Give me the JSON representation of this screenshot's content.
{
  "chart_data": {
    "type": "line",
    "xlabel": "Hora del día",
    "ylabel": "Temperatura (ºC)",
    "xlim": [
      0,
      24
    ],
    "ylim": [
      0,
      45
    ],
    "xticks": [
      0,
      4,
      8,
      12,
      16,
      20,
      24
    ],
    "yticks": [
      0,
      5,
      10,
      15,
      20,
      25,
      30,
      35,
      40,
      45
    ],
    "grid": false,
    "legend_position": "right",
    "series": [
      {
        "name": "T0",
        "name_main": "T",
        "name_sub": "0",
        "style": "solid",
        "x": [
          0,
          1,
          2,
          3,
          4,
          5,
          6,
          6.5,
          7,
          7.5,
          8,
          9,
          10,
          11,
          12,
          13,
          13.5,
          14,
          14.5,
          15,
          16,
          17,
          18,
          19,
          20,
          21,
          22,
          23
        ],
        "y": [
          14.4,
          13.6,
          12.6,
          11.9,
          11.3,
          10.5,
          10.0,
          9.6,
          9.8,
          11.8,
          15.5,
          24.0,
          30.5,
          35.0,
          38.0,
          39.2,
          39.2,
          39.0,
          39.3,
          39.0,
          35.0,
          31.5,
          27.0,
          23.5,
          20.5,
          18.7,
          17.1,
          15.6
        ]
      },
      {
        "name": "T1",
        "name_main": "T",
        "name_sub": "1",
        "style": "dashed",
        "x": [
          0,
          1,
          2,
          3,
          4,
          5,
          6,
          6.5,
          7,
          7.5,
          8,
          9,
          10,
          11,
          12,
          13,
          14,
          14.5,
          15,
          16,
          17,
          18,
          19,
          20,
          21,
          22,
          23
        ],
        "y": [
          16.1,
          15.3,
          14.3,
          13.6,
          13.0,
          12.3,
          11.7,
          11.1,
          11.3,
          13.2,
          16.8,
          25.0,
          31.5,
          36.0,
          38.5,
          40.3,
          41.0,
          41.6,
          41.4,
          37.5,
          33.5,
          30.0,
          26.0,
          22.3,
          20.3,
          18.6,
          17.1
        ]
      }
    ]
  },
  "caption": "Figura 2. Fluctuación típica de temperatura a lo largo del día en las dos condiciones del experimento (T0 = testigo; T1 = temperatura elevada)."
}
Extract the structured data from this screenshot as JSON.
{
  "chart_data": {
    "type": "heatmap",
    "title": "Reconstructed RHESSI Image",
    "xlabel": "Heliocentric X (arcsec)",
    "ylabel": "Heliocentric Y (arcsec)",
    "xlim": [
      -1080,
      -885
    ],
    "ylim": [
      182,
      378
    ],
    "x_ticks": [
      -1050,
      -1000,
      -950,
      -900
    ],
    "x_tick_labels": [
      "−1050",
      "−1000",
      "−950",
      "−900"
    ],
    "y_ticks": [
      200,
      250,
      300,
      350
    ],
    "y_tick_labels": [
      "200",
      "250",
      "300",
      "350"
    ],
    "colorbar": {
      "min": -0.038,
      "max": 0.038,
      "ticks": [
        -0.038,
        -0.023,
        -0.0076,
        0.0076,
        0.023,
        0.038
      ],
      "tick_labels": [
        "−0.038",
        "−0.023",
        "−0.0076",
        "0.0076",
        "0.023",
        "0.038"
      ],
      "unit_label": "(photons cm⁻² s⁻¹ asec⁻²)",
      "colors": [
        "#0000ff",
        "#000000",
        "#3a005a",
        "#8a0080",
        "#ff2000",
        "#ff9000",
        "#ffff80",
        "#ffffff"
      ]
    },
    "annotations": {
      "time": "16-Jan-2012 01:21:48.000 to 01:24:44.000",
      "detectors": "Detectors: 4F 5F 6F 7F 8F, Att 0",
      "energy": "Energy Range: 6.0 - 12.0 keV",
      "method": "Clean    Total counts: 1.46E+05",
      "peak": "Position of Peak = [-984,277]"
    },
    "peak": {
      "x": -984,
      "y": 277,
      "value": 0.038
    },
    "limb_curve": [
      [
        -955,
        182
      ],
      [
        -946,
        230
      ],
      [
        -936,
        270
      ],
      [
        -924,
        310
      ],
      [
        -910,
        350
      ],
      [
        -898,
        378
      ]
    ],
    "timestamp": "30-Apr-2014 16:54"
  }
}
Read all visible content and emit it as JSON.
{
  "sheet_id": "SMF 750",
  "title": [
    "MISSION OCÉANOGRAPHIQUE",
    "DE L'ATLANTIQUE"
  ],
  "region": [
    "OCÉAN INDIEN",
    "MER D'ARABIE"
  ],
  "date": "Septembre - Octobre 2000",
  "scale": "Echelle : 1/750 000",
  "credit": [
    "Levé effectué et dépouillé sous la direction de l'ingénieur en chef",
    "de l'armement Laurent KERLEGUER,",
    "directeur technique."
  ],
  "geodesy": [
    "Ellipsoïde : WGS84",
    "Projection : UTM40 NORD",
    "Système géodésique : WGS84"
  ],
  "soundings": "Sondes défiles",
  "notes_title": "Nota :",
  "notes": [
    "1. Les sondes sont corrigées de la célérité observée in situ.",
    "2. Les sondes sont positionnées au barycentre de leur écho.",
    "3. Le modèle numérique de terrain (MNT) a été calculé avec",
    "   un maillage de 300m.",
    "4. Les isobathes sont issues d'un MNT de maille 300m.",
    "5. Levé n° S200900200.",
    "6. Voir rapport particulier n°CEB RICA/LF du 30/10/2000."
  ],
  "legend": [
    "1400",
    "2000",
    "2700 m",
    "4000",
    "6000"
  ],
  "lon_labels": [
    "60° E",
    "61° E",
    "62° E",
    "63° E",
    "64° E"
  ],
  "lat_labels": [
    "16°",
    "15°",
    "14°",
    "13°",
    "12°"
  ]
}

* _PROBLEM TO SOLVE_:
Extract all of the data shown above without alteration.

* _EXPECTED ANSWER_:
Give me the JSON representation of this screenshot's content.
{
  "chart_data": {
    "type": "line",
    "xlabel": "Hora del día",
    "ylabel": "Temperatura (ºC)",
    "xlim": [
      0,
      24
    ],
    "ylim": [
      0,
      45
    ],
    "xticks": [
      0,
      4,
      8,
      12,
      16,
      20,
      24
    ],
    "yticks": [
      0,
      5,
      10,
      15,
      20,
      25,
      30,
      35,
      40,
      45
    ],
    "grid": false,
    "legend_position": "right",
    "series": [
      {
        "name": "T0",
        "name_main": "T",
        "name_sub": "0",
        "style": "solid",
        "x": [
          0,
          1,
          2,
          3,
          4,
          5,
          6,
          6.5,
          7,
          7.5,
          8,
          9,
          10,
          11,
          12,
          13,
          13.5,
          14,
          14.5,
          15,
          16,
          17,
          18,
          19,
          20,
          21,
          22,
          23
        ],
        "y": [
          14.4,
          13.6,
          12.6,
          11.9,
          11.3,
          10.5,
          10.0,
          9.6,
          9.8,
          11.8,
          15.5,
          24.0,
          30.5,
          35.0,
          38.0,
          39.2,
          39.2,
          39.0,
          39.3,
          39.0,
          35.0,
          31.5,
          27.0,
          23.5,
          20.5,
          18.7,
          17.1,
          15.6
        ]
      },
      {
        "name": "T1",
        "name_main": "T",
        "name_sub": "1",
        "style": "dashed",
        "x": [
          0,
          1,
          2,
          3,
          4,
          5,
          6,
          6.5,
          7,
          7.5,
          8,
          9,
          10,
          11,
          12,
          13,
          14,
          14.5,
          15,
          16,
          17,
          18,
          19,
          20,
          21,
          22,
          23
        ],
        "y": [
          16.1,
          15.3,
          14.3,
          13.6,
          13.0,
          12.3,
          11.7,
          11.1,
          11.3,
          13.2,
          16.8,
          25.0,
          31.5,
          36.0,
          38.5,
          40.3,
          41.0,
          41.6,
          41.4,
          37.5,
          33.5,
          30.0,
          26.0,
          22.3,
          20.3,
          18.6,
          17.1
        ]
      }
    ]
  },
  "caption": "Figura 2. Fluctuación típica de temperatura a lo largo del día en las dos condiciones del experimento (T0 = testigo; T1 = temperatura elevada)."
}
Extract the structured data from this screenshot as JSON.
{
  "chart_data": {
    "type": "heatmap",
    "title": "Reconstructed RHESSI Image",
    "xlabel": "Heliocentric X (arcsec)",
    "ylabel": "Heliocentric Y (arcsec)",
    "xlim": [
      -1080,
      -885
    ],
    "ylim": [
      182,
      378
    ],
    "x_ticks": [
      -1050,
      -1000,
      -950,
      -900
    ],
    "x_tick_labels": [
      "−1050",
      "−1000",
      "−950",
      "−900"
    ],
    "y_ticks": [
      200,
      250,
      300,
      350
    ],
    "y_tick_labels": [
      "200",
      "250",
      "300",
      "350"
    ],
    "colorbar": {
      "min": -0.038,
      "max": 0.038,
      "ticks": [
        -0.038,
        -0.023,
        -0.0076,
        0.0076,
        0.023,
        0.038
      ],
      "tick_labels": [
        "−0.038",
        "−0.023",
        "−0.0076",
        "0.0076",
        "0.023",
        "0.038"
      ],
      "unit_label": "(photons cm⁻² s⁻¹ asec⁻²)",
      "colors": [
        "#0000ff",
        "#000000",
        "#3a005a",
        "#8a0080",
        "#ff2000",
        "#ff9000",
        "#ffff80",
        "#ffffff"
      ]
    },
    "annotations": {
      "time": "16-Jan-2012 01:21:48.000 to 01:24:44.000",
      "detectors": "Detectors: 4F 5F 6F 7F 8F, Att 0",
      "energy": "Energy Range: 6.0 - 12.0 keV",
      "method": "Clean    Total counts: 1.46E+05",
      "peak": "Position of Peak = [-984,277]"
    },
    "peak": {
      "x": -984,
      "y": 277,
      "value": 0.038
    },
    "limb_curve": [
      [
        -955,
        182
      ],
      [
        -946,
        230
      ],
      [
        -936,
        270
      ],
      [
        -924,
        310
      ],
      [
        -910,
        350
      ],
      [
        -898,
        378
      ]
    ],
    "timestamp": "30-Apr-2014 16:54"
  }
}
Read all visible content and emit it as JSON.
{
  "sheet_id": "SMF 750",
  "title": [
    "MISSION OCÉANOGRAPHIQUE",
    "DE L'ATLANTIQUE"
  ],
  "region": [
    "OCÉAN INDIEN",
    "MER D'ARABIE"
  ],
  "date": "Septembre - Octobre 2000",
  "scale": "Echelle : 1/750 000",
  "credit": [
    "Levé effectué et dépouillé sous la direction de l'ingénieur en chef",
    "de l'armement Laurent KERLEGUER,",
    "directeur technique."
  ],
  "geodesy": [
    "Ellipsoïde : WGS84",
    "Projection : UTM40 NORD",
    "Système géodésique : WGS84"
  ],
  "soundings": "Sondes défiles",
  "notes_title": "Nota :",
  "notes": [
    "1. Les sondes sont corrigées de la célérité observée in situ.",
    "2. Les sondes sont positionnées au barycentre de leur écho.",
    "3. Le modèle numérique de terrain (MNT) a été calculé avec",
    "   un maillage de 300m.",
    "4. Les isobathes sont issues d'un MNT de maille 300m.",
    "5. Levé n° S200900200.",
    "6. Voir rapport particulier n°CEB RICA/LF du 30/10/2000."
  ],
  "legend": [
    "1400",
    "2000",
    "2700 m",
    "4000",
    "6000"
  ],
  "lon_labels": [
    "60° E",
    "61° E",
    "62° E",
    "63° E",
    "64° E"
  ],
  "lat_labels": [
    "16°",
    "15°",
    "14°",
    "13°",
    "12°"
  ]
}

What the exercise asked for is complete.